** start **

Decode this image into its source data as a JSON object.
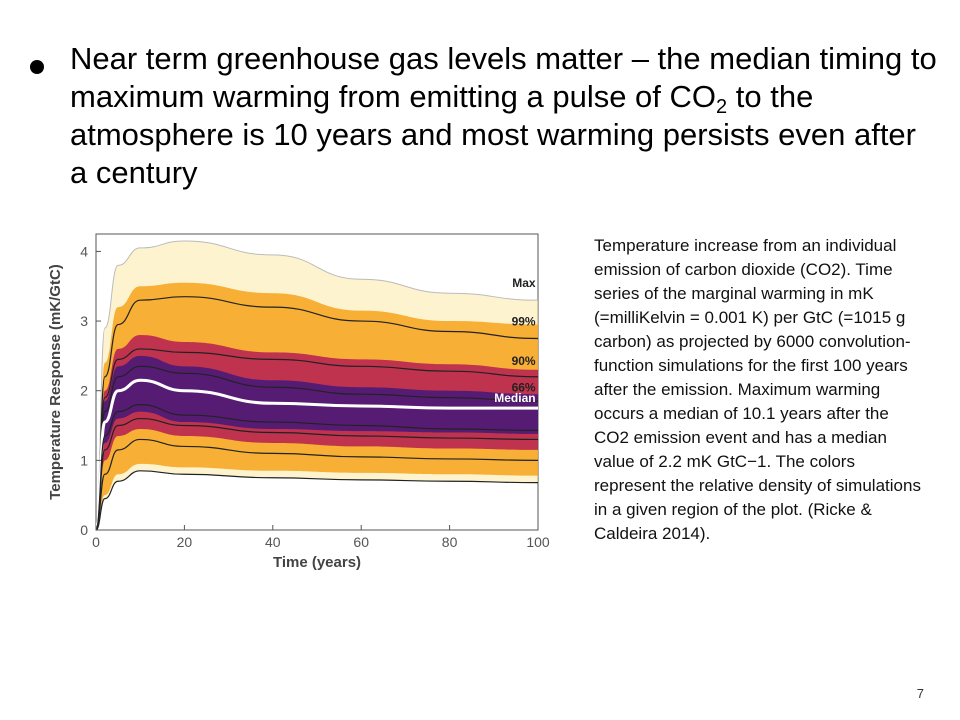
{
  "slide": {
    "bullet": {
      "part1": "Near term greenhouse gas levels matter – the median timing to maximum warming from emitting a pulse of CO",
      "subscript": "2",
      "part2": " to the atmosphere is 10 years and most warming persists even after a century"
    },
    "caption": "Temperature increase from an individual emission of carbon dioxide (CO2). Time series of the marginal warming in mK (=milliKelvin = 0.001 K) per GtC (=1015 g carbon) as projected by 6000 convolution-function simulations for the first 100 years after the emission. Maximum warming occurs a median of 10.1 years after the CO2 emission event and has a median value of 2.2 mK GtC−1. The colors represent the relative density of simulations in a given region of the plot. (Ricke & Caldeira 2014).",
    "page_number": "7"
  },
  "colors": {
    "density_low": "#fde9a8",
    "density_mid": "#f6a21a",
    "density_high": "#b51d52",
    "density_core": "#4a1a78",
    "median_line": "#ffffff",
    "percentile_line": "#222222"
  },
  "chart_data": {
    "type": "area",
    "xlabel": "Time (years)",
    "ylabel": "Temperature Response (mK/GtC)",
    "xlim": [
      0,
      100
    ],
    "ylim": [
      0,
      4.25
    ],
    "xticks": [
      0,
      20,
      40,
      60,
      80,
      100
    ],
    "yticks": [
      0,
      1,
      2,
      3,
      4
    ],
    "x": [
      0,
      2,
      5,
      10,
      20,
      40,
      60,
      80,
      100
    ],
    "series": [
      {
        "name": "Max",
        "values": [
          0,
          2.9,
          3.8,
          4.05,
          4.15,
          3.95,
          3.6,
          3.4,
          3.3
        ]
      },
      {
        "name": "99%",
        "values": [
          0,
          2.2,
          2.95,
          3.3,
          3.35,
          3.2,
          3.0,
          2.85,
          2.75
        ]
      },
      {
        "name": "90%",
        "values": [
          0,
          1.9,
          2.45,
          2.6,
          2.55,
          2.45,
          2.35,
          2.28,
          2.2
        ]
      },
      {
        "name": "66%",
        "values": [
          0,
          1.7,
          2.2,
          2.35,
          2.25,
          2.05,
          1.95,
          1.9,
          1.85
        ]
      },
      {
        "name": "Median",
        "values": [
          0,
          1.55,
          2.0,
          2.15,
          2.0,
          1.82,
          1.78,
          1.75,
          1.75
        ]
      },
      {
        "values": [
          0,
          1.35,
          1.7,
          1.8,
          1.65,
          1.55,
          1.5,
          1.45,
          1.43
        ]
      },
      {
        "values": [
          0,
          1.15,
          1.5,
          1.6,
          1.5,
          1.4,
          1.35,
          1.32,
          1.3
        ]
      },
      {
        "values": [
          0,
          0.8,
          1.15,
          1.3,
          1.2,
          1.1,
          1.05,
          1.02,
          1.0
        ]
      },
      {
        "values": [
          0,
          0.45,
          0.7,
          0.85,
          0.8,
          0.75,
          0.72,
          0.7,
          0.68
        ]
      }
    ],
    "band_outer": {
      "upper": [
        0,
        2.4,
        3.2,
        3.5,
        3.55,
        3.4,
        3.15,
        3.0,
        2.95
      ],
      "lower": [
        0,
        0.5,
        0.8,
        0.95,
        0.9,
        0.85,
        0.82,
        0.8,
        0.78
      ]
    },
    "band_mid": {
      "upper": [
        0,
        2.0,
        2.6,
        2.8,
        2.7,
        2.55,
        2.45,
        2.38,
        2.3
      ],
      "lower": [
        0,
        1.0,
        1.35,
        1.45,
        1.35,
        1.25,
        1.2,
        1.17,
        1.15
      ]
    },
    "band_inner": {
      "upper": [
        0,
        1.85,
        2.35,
        2.5,
        2.35,
        2.15,
        2.05,
        2.0,
        1.95
      ],
      "lower": [
        0,
        1.25,
        1.6,
        1.7,
        1.55,
        1.45,
        1.42,
        1.4,
        1.38
      ]
    },
    "grid": false
  }
}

** end **

* _DIRECTIONS_:
The records above are to be restated exactly, without their pictures.

* _SOLUTION BELOW_:
Decode this image into its source data as a JSON object.
{
  "slide": {
    "bullet": {
      "part1": "Near term greenhouse gas levels matter – the median timing to maximum warming from emitting a pulse of CO",
      "subscript": "2",
      "part2": " to the atmosphere is 10 years and most warming persists even after a century"
    },
    "caption": "Temperature increase from an individual emission of carbon dioxide (CO2). Time series of the marginal warming in mK (=milliKelvin = 0.001 K) per GtC (=1015 g carbon) as projected by 6000 convolution-function simulations for the first 100 years after the emission. Maximum warming occurs a median of 10.1 years after the CO2 emission event and has a median value of 2.2 mK GtC−1. The colors represent the relative density of simulations in a given region of the plot. (Ricke & Caldeira 2014).",
    "page_number": "7"
  },
  "colors": {
    "density_low": "#fde9a8",
    "density_mid": "#f6a21a",
    "density_high": "#b51d52",
    "density_core": "#4a1a78",
    "median_line": "#ffffff",
    "percentile_line": "#222222"
  },
  "chart_data": {
    "type": "area",
    "xlabel": "Time (years)",
    "ylabel": "Temperature Response (mK/GtC)",
    "xlim": [
      0,
      100
    ],
    "ylim": [
      0,
      4.25
    ],
    "xticks": [
      0,
      20,
      40,
      60,
      80,
      100
    ],
    "yticks": [
      0,
      1,
      2,
      3,
      4
    ],
    "x": [
      0,
      2,
      5,
      10,
      20,
      40,
      60,
      80,
      100
    ],
    "series": [
      {
        "name": "Max",
        "values": [
          0,
          2.9,
          3.8,
          4.05,
          4.15,
          3.95,
          3.6,
          3.4,
          3.3
        ]
      },
      {
        "name": "99%",
        "values": [
          0,
          2.2,
          2.95,
          3.3,
          3.35,
          3.2,
          3.0,
          2.85,
          2.75
        ]
      },
      {
        "name": "90%",
        "values": [
          0,
          1.9,
          2.45,
          2.6,
          2.55,
          2.45,
          2.35,
          2.28,
          2.2
        ]
      },
      {
        "name": "66%",
        "values": [
          0,
          1.7,
          2.2,
          2.35,
          2.25,
          2.05,
          1.95,
          1.9,
          1.85
        ]
      },
      {
        "name": "Median",
        "values": [
          0,
          1.55,
          2.0,
          2.15,
          2.0,
          1.82,
          1.78,
          1.75,
          1.75
        ]
      },
      {
        "values": [
          0,
          1.35,
          1.7,
          1.8,
          1.65,
          1.55,
          1.5,
          1.45,
          1.43
        ]
      },
      {
        "values": [
          0,
          1.15,
          1.5,
          1.6,
          1.5,
          1.4,
          1.35,
          1.32,
          1.3
        ]
      },
      {
        "values": [
          0,
          0.8,
          1.15,
          1.3,
          1.2,
          1.1,
          1.05,
          1.02,
          1.0
        ]
      },
      {
        "values": [
          0,
          0.45,
          0.7,
          0.85,
          0.8,
          0.75,
          0.72,
          0.7,
          0.68
        ]
      }
    ],
    "band_outer": {
      "upper": [
        0,
        2.4,
        3.2,
        3.5,
        3.55,
        3.4,
        3.15,
        3.0,
        2.95
      ],
      "lower": [
        0,
        0.5,
        0.8,
        0.95,
        0.9,
        0.85,
        0.82,
        0.8,
        0.78
      ]
    },
    "band_mid": {
      "upper": [
        0,
        2.0,
        2.6,
        2.8,
        2.7,
        2.55,
        2.45,
        2.38,
        2.3
      ],
      "lower": [
        0,
        1.0,
        1.35,
        1.45,
        1.35,
        1.25,
        1.2,
        1.17,
        1.15
      ]
    },
    "band_inner": {
      "upper": [
        0,
        1.85,
        2.35,
        2.5,
        2.35,
        2.15,
        2.05,
        2.0,
        1.95
      ],
      "lower": [
        0,
        1.25,
        1.6,
        1.7,
        1.55,
        1.45,
        1.42,
        1.4,
        1.38
      ]
    },
    "grid": false
  }
}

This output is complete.